GIVEN TASK —
Transcribe every line of the listing below without any deviation.

DATA PROVIDED —
-- Begin --

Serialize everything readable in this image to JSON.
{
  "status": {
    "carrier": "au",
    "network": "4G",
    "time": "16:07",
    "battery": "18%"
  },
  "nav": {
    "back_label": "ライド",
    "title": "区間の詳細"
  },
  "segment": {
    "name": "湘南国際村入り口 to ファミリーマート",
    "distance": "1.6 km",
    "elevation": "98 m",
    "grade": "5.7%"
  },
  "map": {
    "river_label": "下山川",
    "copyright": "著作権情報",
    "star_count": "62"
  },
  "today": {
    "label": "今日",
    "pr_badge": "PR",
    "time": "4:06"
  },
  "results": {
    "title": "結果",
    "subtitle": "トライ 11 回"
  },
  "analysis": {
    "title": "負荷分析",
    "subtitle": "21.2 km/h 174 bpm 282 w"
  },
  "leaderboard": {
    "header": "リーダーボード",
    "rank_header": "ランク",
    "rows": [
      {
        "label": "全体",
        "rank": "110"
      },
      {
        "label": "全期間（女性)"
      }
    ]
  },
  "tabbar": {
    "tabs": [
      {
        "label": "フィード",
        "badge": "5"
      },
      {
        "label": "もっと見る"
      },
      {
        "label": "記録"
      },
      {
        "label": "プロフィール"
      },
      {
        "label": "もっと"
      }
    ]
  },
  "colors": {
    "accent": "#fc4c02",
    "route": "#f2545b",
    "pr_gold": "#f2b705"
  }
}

-- End --

COMPLETED EXERCISE —
Serialize everything readable in this image to JSON.
{
  "status": {
    "carrier": "au",
    "network": "4G",
    "time": "16:07",
    "battery": "18%"
  },
  "nav": {
    "back_label": "ライド",
    "title": "区間の詳細"
  },
  "segment": {
    "name": "湘南国際村入り口 to ファミリーマート",
    "distance": "1.6 km",
    "elevation": "98 m",
    "grade": "5.7%"
  },
  "map": {
    "river_label": "下山川",
    "copyright": "著作権情報",
    "star_count": "62"
  },
  "today": {
    "label": "今日",
    "pr_badge": "PR",
    "time": "4:06"
  },
  "results": {
    "title": "結果",
    "subtitle": "トライ 11 回"
  },
  "analysis": {
    "title": "負荷分析",
    "subtitle": "21.2 km/h 174 bpm 282 w"
  },
  "leaderboard": {
    "header": "リーダーボード",
    "rank_header": "ランク",
    "rows": [
      {
        "label": "全体",
        "rank": "110"
      },
      {
        "label": "全期間（女性)"
      }
    ]
  },
  "tabbar": {
    "tabs": [
      {
        "label": "フィード",
        "badge": "5"
      },
      {
        "label": "もっと見る"
      },
      {
        "label": "記録"
      },
      {
        "label": "プロフィール"
      },
      {
        "label": "もっと"
      }
    ]
  },
  "colors": {
    "accent": "#fc4c02",
    "route": "#f2545b",
    "pr_gold": "#f2b705"
  }
}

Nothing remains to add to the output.